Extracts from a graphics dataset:
-- Begin --

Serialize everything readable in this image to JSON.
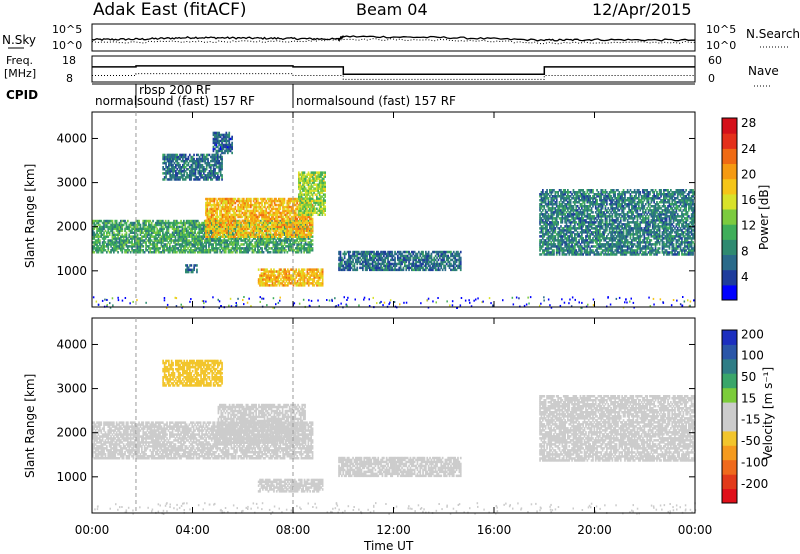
{
  "header": {
    "title": "Adak East (fitACF)",
    "beam": "Beam 04",
    "date": "12/Apr/2015"
  },
  "noise_panel": {
    "left_label": "N.Sky",
    "right_label": "N.Search",
    "left_ticks": [
      "10^5",
      "10^0"
    ],
    "right_ticks": [
      "10^5",
      "10^0"
    ]
  },
  "freq_panel": {
    "left_label_1": "Freq.",
    "left_label_2": "[MHz]",
    "right_label": "Nave",
    "left_ticks": [
      "18",
      "8"
    ],
    "right_ticks": [
      "60",
      "0"
    ],
    "freq_steps": [
      {
        "t0": 0.0,
        "t1": 1.75,
        "value": 13.8
      },
      {
        "t0": 1.75,
        "t1": 8.0,
        "value": 14.2
      },
      {
        "t0": 8.0,
        "t1": 10.0,
        "value": 13.8
      },
      {
        "t0": 10.0,
        "t1": 18.0,
        "value": 11.0
      },
      {
        "t0": 18.0,
        "t1": 24.0,
        "value": 13.8
      }
    ]
  },
  "cpid": {
    "label": "CPID",
    "entries": [
      {
        "text": "normalsound (fast) 157 RF",
        "t": 0.0,
        "row": 1
      },
      {
        "text": "rbsp 200 RF",
        "t": 1.75,
        "row": 0
      },
      {
        "text": "normalsound (fast) 157 RF",
        "t": 8.0,
        "row": 1
      }
    ]
  },
  "power_panel": {
    "ylabel": "Slant Range [km]",
    "colorbar_label": "Power [dB]",
    "colorbar_ticks": [
      "4",
      "8",
      "12",
      "16",
      "20",
      "24",
      "28"
    ],
    "colorbar_colors": [
      "#0000ff",
      "#1e3c9c",
      "#2a6a8a",
      "#2f8a70",
      "#3fae5a",
      "#7ccb3f",
      "#d8e22a",
      "#f5c518",
      "#f59a12",
      "#ef6a14",
      "#e4301a",
      "#d4101a"
    ]
  },
  "velocity_panel": {
    "ylabel": "Slant Range [km]",
    "colorbar_label": "Velocity [m s⁻¹]",
    "colorbar_ticks": [
      "200",
      "100",
      "50",
      "15",
      "-15",
      "-50",
      "-100",
      "-200"
    ],
    "colorbar_colors": [
      "#1c2fbf",
      "#2a56a8",
      "#2f7d86",
      "#3aa66a",
      "#7ccc3a",
      "#cccccc",
      "#cccccc",
      "#f2c52c",
      "#f59a1e",
      "#ef6a1c",
      "#e23a1a",
      "#e0101a"
    ]
  },
  "time_axis": {
    "label": "Time UT",
    "ticks": [
      "00:00",
      "04:00",
      "08:00",
      "12:00",
      "16:00",
      "20:00",
      "00:00"
    ]
  },
  "range_axis": {
    "ticks": [
      "1000",
      "2000",
      "3000",
      "4000"
    ]
  },
  "chart_data": [
    {
      "type": "line",
      "name": "noise",
      "xlim": [
        0,
        24
      ],
      "ylim": [
        0,
        5
      ],
      "log_scale": true,
      "series": [
        {
          "name": "N.Sky",
          "x": [
            0,
            2,
            4,
            6,
            8,
            9.8,
            10,
            14,
            18,
            20,
            24
          ],
          "values": [
            2.1,
            2.2,
            2.5,
            2.4,
            2.3,
            2.2,
            2.7,
            2.5,
            2.0,
            2.1,
            2.0
          ]
        },
        {
          "name": "N.Search",
          "x": [
            0,
            4,
            8,
            10,
            14,
            18,
            24
          ],
          "values": [
            1.6,
            1.7,
            1.8,
            2.2,
            2.0,
            1.5,
            1.6
          ]
        }
      ]
    },
    {
      "type": "heatmap",
      "name": "power",
      "xlim": [
        0,
        24
      ],
      "ylim": [
        180,
        4600
      ],
      "unit": "dB",
      "regions": [
        {
          "t0": 0.0,
          "t1": 8.8,
          "r0": 1450,
          "r1": 2200,
          "level": 10
        },
        {
          "t0": 4.5,
          "t1": 8.8,
          "r0": 1800,
          "r1": 2700,
          "level": 20
        },
        {
          "t0": 2.8,
          "t1": 5.2,
          "r0": 3100,
          "r1": 3700,
          "level": 6
        },
        {
          "t0": 4.8,
          "t1": 5.6,
          "r0": 3700,
          "r1": 4200,
          "level": 5
        },
        {
          "t0": 3.7,
          "t1": 4.2,
          "r0": 1000,
          "r1": 1200,
          "level": 6
        },
        {
          "t0": 6.6,
          "t1": 9.2,
          "r0": 700,
          "r1": 1100,
          "level": 20
        },
        {
          "t0": 9.8,
          "t1": 14.7,
          "r0": 1050,
          "r1": 1500,
          "level": 6
        },
        {
          "t0": 17.8,
          "t1": 24.0,
          "r0": 1400,
          "r1": 2900,
          "level": 7
        },
        {
          "t0": 8.2,
          "t1": 9.3,
          "r0": 2300,
          "r1": 3300,
          "level": 14
        }
      ]
    },
    {
      "type": "heatmap",
      "name": "velocity",
      "xlim": [
        0,
        24
      ],
      "ylim": [
        180,
        4600
      ],
      "unit": "m s-1",
      "regions": [
        {
          "t0": 0.0,
          "t1": 8.8,
          "r0": 1450,
          "r1": 2300,
          "level": 0
        },
        {
          "t0": 5.0,
          "t1": 8.5,
          "r0": 1800,
          "r1": 2700,
          "level": -30
        },
        {
          "t0": 2.8,
          "t1": 5.2,
          "r0": 3100,
          "r1": 3700,
          "level": -60
        },
        {
          "t0": 6.6,
          "t1": 9.2,
          "r0": 700,
          "r1": 1000,
          "level": 0
        },
        {
          "t0": 9.8,
          "t1": 14.7,
          "r0": 1050,
          "r1": 1500,
          "level": 20
        },
        {
          "t0": 17.8,
          "t1": 24.0,
          "r0": 1400,
          "r1": 2900,
          "level": 0
        }
      ]
    }
  ]
}
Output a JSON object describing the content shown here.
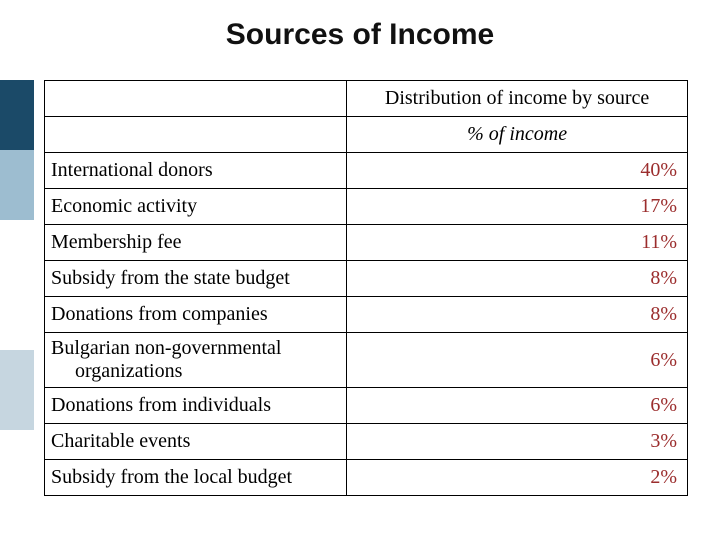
{
  "slide": {
    "title": "Sources of Income",
    "title_fontsize": 30,
    "font_family_title": "Arial",
    "font_family_body": "Times New Roman",
    "background_color": "#ffffff",
    "side_bands": [
      {
        "color": "#1b4a68"
      },
      {
        "color": "#9dbdd0"
      },
      {
        "color": "#ffffff"
      },
      {
        "color": "#c6d6e0"
      }
    ]
  },
  "table": {
    "type": "table",
    "border_color": "#000000",
    "value_color": "#9b2d2d",
    "header_merged": "Distribution of income by source",
    "subheader": "% of income",
    "columns": [
      "",
      ""
    ],
    "col_widths_pct": [
      47,
      53
    ],
    "rows": [
      {
        "label": "International donors",
        "value": "40%"
      },
      {
        "label": "Economic activity",
        "value": "17%"
      },
      {
        "label": "Membership fee",
        "value": "11%"
      },
      {
        "label": "Subsidy from the state budget",
        "value": "8%"
      },
      {
        "label": "Donations from companies",
        "value": "8%"
      },
      {
        "label": "Bulgarian non-governmental",
        "label_line2": "organizations",
        "value": "6%"
      },
      {
        "label": "Donations from individuals",
        "value": "6%"
      },
      {
        "label": "Charitable events",
        "value": "3%"
      },
      {
        "label": "Subsidy from the local budget",
        "value": "2%"
      }
    ]
  }
}
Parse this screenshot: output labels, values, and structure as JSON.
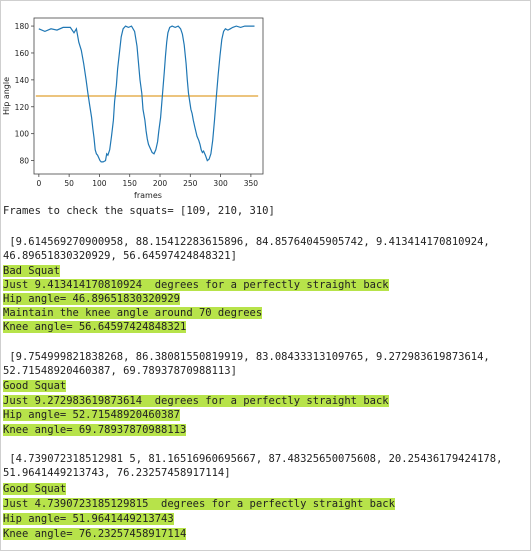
{
  "chart_data": {
    "type": "line",
    "xlabel": "frames",
    "ylabel": "Hip angle",
    "xlim": [
      -8,
      370
    ],
    "ylim": [
      70,
      186
    ],
    "xticks": [
      0,
      50,
      100,
      150,
      200,
      250,
      300,
      350
    ],
    "yticks": [
      80,
      100,
      120,
      140,
      160,
      180
    ],
    "threshold": 128,
    "line_color": "#1f77b4",
    "threshold_color": "#e0a030",
    "points": [
      [
        0,
        178
      ],
      [
        10,
        176
      ],
      [
        20,
        178
      ],
      [
        30,
        177
      ],
      [
        40,
        179
      ],
      [
        52,
        179
      ],
      [
        58,
        175
      ],
      [
        62,
        178
      ],
      [
        66,
        168
      ],
      [
        70,
        162
      ],
      [
        74,
        152
      ],
      [
        78,
        140
      ],
      [
        81,
        130
      ],
      [
        84,
        121
      ],
      [
        87,
        112
      ],
      [
        89,
        104
      ],
      [
        91,
        97
      ],
      [
        93,
        88
      ],
      [
        95,
        85
      ],
      [
        97,
        84
      ],
      [
        99,
        82
      ],
      [
        101,
        80
      ],
      [
        103,
        79
      ],
      [
        106,
        79
      ],
      [
        110,
        80
      ],
      [
        112,
        85
      ],
      [
        114,
        84
      ],
      [
        117,
        88
      ],
      [
        120,
        98
      ],
      [
        123,
        110
      ],
      [
        125,
        124
      ],
      [
        128,
        136
      ],
      [
        130,
        148
      ],
      [
        133,
        160
      ],
      [
        136,
        172
      ],
      [
        139,
        178
      ],
      [
        143,
        180
      ],
      [
        148,
        179
      ],
      [
        153,
        180
      ],
      [
        158,
        176
      ],
      [
        162,
        165
      ],
      [
        165,
        150
      ],
      [
        167,
        140
      ],
      [
        170,
        130
      ],
      [
        172,
        118
      ],
      [
        175,
        110
      ],
      [
        177,
        102
      ],
      [
        179,
        96
      ],
      [
        181,
        92
      ],
      [
        183,
        90
      ],
      [
        185,
        88
      ],
      [
        187,
        86
      ],
      [
        190,
        85
      ],
      [
        193,
        88
      ],
      [
        196,
        94
      ],
      [
        198,
        102
      ],
      [
        201,
        112
      ],
      [
        203,
        123
      ],
      [
        205,
        134
      ],
      [
        207,
        146
      ],
      [
        209,
        158
      ],
      [
        211,
        168
      ],
      [
        213,
        175
      ],
      [
        216,
        179
      ],
      [
        220,
        180
      ],
      [
        225,
        179
      ],
      [
        230,
        180
      ],
      [
        234,
        178
      ],
      [
        237,
        174
      ],
      [
        240,
        166
      ],
      [
        243,
        152
      ],
      [
        245,
        140
      ],
      [
        247,
        130
      ],
      [
        249,
        124
      ],
      [
        251,
        118
      ],
      [
        253,
        115
      ],
      [
        255,
        110
      ],
      [
        258,
        104
      ],
      [
        261,
        98
      ],
      [
        264,
        95
      ],
      [
        266,
        92
      ],
      [
        268,
        88
      ],
      [
        270,
        86
      ],
      [
        272,
        87
      ],
      [
        275,
        84
      ],
      [
        278,
        80
      ],
      [
        281,
        81
      ],
      [
        284,
        85
      ],
      [
        287,
        95
      ],
      [
        290,
        110
      ],
      [
        293,
        128
      ],
      [
        296,
        144
      ],
      [
        299,
        158
      ],
      [
        302,
        170
      ],
      [
        305,
        176
      ],
      [
        308,
        178
      ],
      [
        312,
        177
      ],
      [
        316,
        178
      ],
      [
        320,
        179
      ],
      [
        326,
        180
      ],
      [
        333,
        179
      ],
      [
        340,
        180
      ],
      [
        345,
        180
      ],
      [
        350,
        180
      ],
      [
        356,
        180
      ]
    ]
  },
  "console": {
    "squat_frames_line": "Frames to check the squats= [109, 210, 310]",
    "blocks": [
      {
        "list_line1": " [9.614569270900958, 88.15412283615896, 84.85764045905742, 9.413414170810924,",
        "list_line2": "46.89651830320929, 56.64597424848321]",
        "verdict": "Bad Squat",
        "back_msg": "Just 9.413414170810924  degrees for a perfectly straight back",
        "hip": "Hip angle= 46.89651830320929",
        "advice": "Maintain the knee angle around 70 degrees",
        "knee": "Knee angle= 56.64597424848321"
      },
      {
        "list_line1": " [9.754999821838268, 86.38081550819919, 83.08433313109765, 9.272983619873614,",
        "list_line2": "52.71548920460387, 69.78937870988113]",
        "verdict": "Good Squat",
        "back_msg": "Just 9.272983619873614  degrees for a perfectly straight back",
        "hip": "Hip angle= 52.71548920460387",
        "knee": "Knee angle= 69.78937870988113"
      },
      {
        "list_line1": " [4.739072318512981 5, 81.16516960695667, 87.48325650075608, 20.25436179424178,",
        "list_line2": "51.9641449213743, 76.23257458917114]",
        "verdict": "Good Squat",
        "back_msg": "Just 4.7390723185129815  degrees for a perfectly straight back",
        "hip": "Hip angle= 51.9641449213743",
        "knee": "Knee angle= 76.23257458917114"
      }
    ]
  }
}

-- End --

_TASK_
Show every line that contains the word "JSON".

_TASK SOLUTION_
Serialize everything readable in this image to JSON.
Output a JSON object describing the content shown here.
Parse this screenshot: output labels, values, and structure as JSON.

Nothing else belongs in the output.